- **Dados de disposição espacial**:
---
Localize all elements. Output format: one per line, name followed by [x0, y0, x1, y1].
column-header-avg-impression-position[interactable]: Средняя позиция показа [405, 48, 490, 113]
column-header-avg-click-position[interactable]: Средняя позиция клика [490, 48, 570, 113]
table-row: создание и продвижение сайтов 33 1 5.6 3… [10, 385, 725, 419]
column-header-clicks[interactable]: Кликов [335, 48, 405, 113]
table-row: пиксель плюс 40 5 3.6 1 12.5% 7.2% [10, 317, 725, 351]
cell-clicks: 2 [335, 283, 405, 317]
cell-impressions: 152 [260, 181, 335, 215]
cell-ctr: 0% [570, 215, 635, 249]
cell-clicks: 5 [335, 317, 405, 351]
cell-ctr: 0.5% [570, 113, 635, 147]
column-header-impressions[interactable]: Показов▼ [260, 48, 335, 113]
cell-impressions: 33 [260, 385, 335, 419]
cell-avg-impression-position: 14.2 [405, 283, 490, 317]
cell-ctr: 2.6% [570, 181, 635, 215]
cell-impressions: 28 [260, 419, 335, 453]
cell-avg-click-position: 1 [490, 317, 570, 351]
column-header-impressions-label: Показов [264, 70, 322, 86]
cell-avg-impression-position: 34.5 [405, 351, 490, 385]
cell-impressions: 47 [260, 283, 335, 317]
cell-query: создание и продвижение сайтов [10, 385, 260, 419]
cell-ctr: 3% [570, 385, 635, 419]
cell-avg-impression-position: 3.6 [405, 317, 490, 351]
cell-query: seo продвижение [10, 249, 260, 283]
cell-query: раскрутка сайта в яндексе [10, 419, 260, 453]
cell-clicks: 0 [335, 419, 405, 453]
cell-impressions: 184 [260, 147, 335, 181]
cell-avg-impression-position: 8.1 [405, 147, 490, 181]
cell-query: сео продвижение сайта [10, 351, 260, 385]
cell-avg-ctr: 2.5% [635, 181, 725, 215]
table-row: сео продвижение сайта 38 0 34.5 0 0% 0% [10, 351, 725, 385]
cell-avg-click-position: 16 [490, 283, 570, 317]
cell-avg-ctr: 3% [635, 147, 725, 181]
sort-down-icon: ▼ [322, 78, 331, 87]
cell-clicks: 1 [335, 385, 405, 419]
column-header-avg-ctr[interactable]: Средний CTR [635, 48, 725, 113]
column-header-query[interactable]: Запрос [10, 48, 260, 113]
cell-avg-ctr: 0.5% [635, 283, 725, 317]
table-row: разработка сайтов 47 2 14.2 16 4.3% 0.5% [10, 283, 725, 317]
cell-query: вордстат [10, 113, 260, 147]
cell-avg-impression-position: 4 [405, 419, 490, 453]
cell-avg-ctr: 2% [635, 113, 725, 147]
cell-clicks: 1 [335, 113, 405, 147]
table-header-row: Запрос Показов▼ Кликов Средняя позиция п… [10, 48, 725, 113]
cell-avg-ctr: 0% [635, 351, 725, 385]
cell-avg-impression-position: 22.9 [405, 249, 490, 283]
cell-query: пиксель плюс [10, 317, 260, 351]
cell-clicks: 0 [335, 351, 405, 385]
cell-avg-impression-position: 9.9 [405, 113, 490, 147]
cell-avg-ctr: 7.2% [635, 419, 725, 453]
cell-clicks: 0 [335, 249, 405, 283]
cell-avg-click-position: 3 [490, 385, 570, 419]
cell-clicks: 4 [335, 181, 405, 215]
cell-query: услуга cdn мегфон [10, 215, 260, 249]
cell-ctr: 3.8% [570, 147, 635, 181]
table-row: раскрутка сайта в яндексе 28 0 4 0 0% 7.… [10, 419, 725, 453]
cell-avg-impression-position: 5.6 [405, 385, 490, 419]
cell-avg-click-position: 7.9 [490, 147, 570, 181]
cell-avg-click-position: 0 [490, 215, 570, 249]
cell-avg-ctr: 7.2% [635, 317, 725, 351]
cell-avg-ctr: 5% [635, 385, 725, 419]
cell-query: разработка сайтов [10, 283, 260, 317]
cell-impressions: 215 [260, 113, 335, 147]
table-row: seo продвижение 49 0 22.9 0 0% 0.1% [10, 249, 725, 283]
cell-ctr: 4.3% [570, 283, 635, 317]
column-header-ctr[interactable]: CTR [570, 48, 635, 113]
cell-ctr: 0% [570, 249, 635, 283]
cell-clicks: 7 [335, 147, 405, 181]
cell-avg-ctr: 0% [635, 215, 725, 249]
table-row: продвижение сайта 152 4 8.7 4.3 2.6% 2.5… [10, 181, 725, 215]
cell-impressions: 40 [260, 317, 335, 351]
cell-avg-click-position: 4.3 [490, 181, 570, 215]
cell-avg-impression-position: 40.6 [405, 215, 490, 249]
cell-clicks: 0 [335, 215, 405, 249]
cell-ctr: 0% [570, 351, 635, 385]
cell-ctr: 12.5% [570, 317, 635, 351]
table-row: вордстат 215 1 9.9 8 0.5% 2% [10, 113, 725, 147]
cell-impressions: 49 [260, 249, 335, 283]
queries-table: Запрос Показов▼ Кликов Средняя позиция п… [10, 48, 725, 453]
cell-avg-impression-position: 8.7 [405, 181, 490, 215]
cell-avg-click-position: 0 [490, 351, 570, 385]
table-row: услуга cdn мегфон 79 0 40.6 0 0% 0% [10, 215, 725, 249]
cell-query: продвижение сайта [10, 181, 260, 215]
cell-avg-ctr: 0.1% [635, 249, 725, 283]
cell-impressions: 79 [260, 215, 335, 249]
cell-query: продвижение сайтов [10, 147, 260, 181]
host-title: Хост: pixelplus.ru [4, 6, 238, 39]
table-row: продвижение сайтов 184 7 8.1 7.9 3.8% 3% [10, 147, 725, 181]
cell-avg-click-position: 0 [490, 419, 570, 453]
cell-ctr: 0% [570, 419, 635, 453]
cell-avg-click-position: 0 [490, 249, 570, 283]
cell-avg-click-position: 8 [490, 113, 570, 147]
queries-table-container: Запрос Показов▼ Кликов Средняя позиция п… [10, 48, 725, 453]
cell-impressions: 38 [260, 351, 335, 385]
---
- **O que fazer**:
Você pode reescrever os registros acima substituindo "table-row" por "data-row" em todas as ocorrências e mantendo todo o resto inalterado?

- **Resposta**:
Localize all elements. Output format: one per line, name followed by [x0, y0, x1, y1].
column-header-avg-impression-position[interactable]: Средняя позиция показа [405, 48, 490, 113]
column-header-avg-click-position[interactable]: Средняя позиция клика [490, 48, 570, 113]
data-row: создание и продвижение сайтов 33 1 5.6 3… [10, 385, 725, 419]
column-header-clicks[interactable]: Кликов [335, 48, 405, 113]
data-row: пиксель плюс 40 5 3.6 1 12.5% 7.2% [10, 317, 725, 351]
cell-clicks: 2 [335, 283, 405, 317]
cell-impressions: 152 [260, 181, 335, 215]
cell-ctr: 0% [570, 215, 635, 249]
cell-clicks: 5 [335, 317, 405, 351]
cell-ctr: 0.5% [570, 113, 635, 147]
column-header-impressions[interactable]: Показов▼ [260, 48, 335, 113]
cell-impressions: 33 [260, 385, 335, 419]
cell-avg-impression-position: 14.2 [405, 283, 490, 317]
cell-ctr: 2.6% [570, 181, 635, 215]
cell-impressions: 28 [260, 419, 335, 453]
cell-avg-click-position: 1 [490, 317, 570, 351]
column-header-impressions-label: Показов [264, 70, 322, 86]
cell-avg-impression-position: 34.5 [405, 351, 490, 385]
cell-impressions: 47 [260, 283, 335, 317]
cell-query: создание и продвижение сайтов [10, 385, 260, 419]
cell-ctr: 3% [570, 385, 635, 419]
cell-avg-impression-position: 3.6 [405, 317, 490, 351]
cell-query: seo продвижение [10, 249, 260, 283]
cell-query: раскрутка сайта в яндексе [10, 419, 260, 453]
cell-clicks: 0 [335, 419, 405, 453]
cell-impressions: 184 [260, 147, 335, 181]
cell-avg-impression-position: 8.1 [405, 147, 490, 181]
cell-query: сео продвижение сайта [10, 351, 260, 385]
cell-avg-ctr: 2.5% [635, 181, 725, 215]
data-row: сео продвижение сайта 38 0 34.5 0 0% 0% [10, 351, 725, 385]
cell-avg-click-position: 16 [490, 283, 570, 317]
cell-avg-ctr: 3% [635, 147, 725, 181]
sort-down-icon: ▼ [322, 78, 331, 87]
cell-clicks: 1 [335, 385, 405, 419]
column-header-avg-ctr[interactable]: Средний CTR [635, 48, 725, 113]
column-header-query[interactable]: Запрос [10, 48, 260, 113]
cell-avg-ctr: 0.5% [635, 283, 725, 317]
data-row: разработка сайтов 47 2 14.2 16 4.3% 0.5% [10, 283, 725, 317]
cell-query: вордстат [10, 113, 260, 147]
cell-avg-impression-position: 4 [405, 419, 490, 453]
cell-avg-ctr: 2% [635, 113, 725, 147]
cell-clicks: 1 [335, 113, 405, 147]
table-header-row: Запрос Показов▼ Кликов Средняя позиция п… [10, 48, 725, 113]
cell-avg-ctr: 0% [635, 351, 725, 385]
cell-avg-impression-position: 22.9 [405, 249, 490, 283]
cell-query: пиксель плюс [10, 317, 260, 351]
cell-clicks: 0 [335, 351, 405, 385]
cell-avg-impression-position: 9.9 [405, 113, 490, 147]
cell-avg-ctr: 7.2% [635, 419, 725, 453]
cell-clicks: 0 [335, 249, 405, 283]
cell-avg-click-position: 3 [490, 385, 570, 419]
cell-clicks: 4 [335, 181, 405, 215]
cell-query: услуга cdn мегфон [10, 215, 260, 249]
cell-ctr: 3.8% [570, 147, 635, 181]
data-row: раскрутка сайта в яндексе 28 0 4 0 0% 7.… [10, 419, 725, 453]
cell-avg-impression-position: 5.6 [405, 385, 490, 419]
cell-avg-click-position: 7.9 [490, 147, 570, 181]
cell-avg-click-position: 0 [490, 215, 570, 249]
cell-avg-ctr: 7.2% [635, 317, 725, 351]
cell-avg-ctr: 5% [635, 385, 725, 419]
cell-query: разработка сайтов [10, 283, 260, 317]
cell-impressions: 215 [260, 113, 335, 147]
data-row: seo продвижение 49 0 22.9 0 0% 0.1% [10, 249, 725, 283]
cell-ctr: 4.3% [570, 283, 635, 317]
column-header-ctr[interactable]: CTR [570, 48, 635, 113]
cell-ctr: 0% [570, 249, 635, 283]
cell-clicks: 7 [335, 147, 405, 181]
cell-avg-ctr: 0% [635, 215, 725, 249]
data-row: продвижение сайта 152 4 8.7 4.3 2.6% 2.5… [10, 181, 725, 215]
cell-impressions: 40 [260, 317, 335, 351]
cell-avg-click-position: 4.3 [490, 181, 570, 215]
cell-avg-impression-position: 40.6 [405, 215, 490, 249]
cell-clicks: 0 [335, 215, 405, 249]
cell-ctr: 0% [570, 351, 635, 385]
cell-ctr: 12.5% [570, 317, 635, 351]
data-row: вордстат 215 1 9.9 8 0.5% 2% [10, 113, 725, 147]
cell-impressions: 49 [260, 249, 335, 283]
queries-table: Запрос Показов▼ Кликов Средняя позиция п… [10, 48, 725, 453]
cell-avg-impression-position: 8.7 [405, 181, 490, 215]
cell-avg-click-position: 0 [490, 351, 570, 385]
data-row: услуга cdn мегфон 79 0 40.6 0 0% 0% [10, 215, 725, 249]
cell-query: продвижение сайта [10, 181, 260, 215]
cell-avg-ctr: 0.1% [635, 249, 725, 283]
cell-impressions: 79 [260, 215, 335, 249]
cell-query: продвижение сайтов [10, 147, 260, 181]
host-title: Хост: pixelplus.ru [4, 6, 238, 39]
data-row: продвижение сайтов 184 7 8.1 7.9 3.8% 3% [10, 147, 725, 181]
cell-avg-click-position: 0 [490, 419, 570, 453]
cell-ctr: 0% [570, 419, 635, 453]
cell-avg-click-position: 0 [490, 249, 570, 283]
cell-avg-click-position: 8 [490, 113, 570, 147]
queries-table-container: Запрос Показов▼ Кликов Средняя позиция п… [10, 48, 725, 453]
cell-impressions: 38 [260, 351, 335, 385]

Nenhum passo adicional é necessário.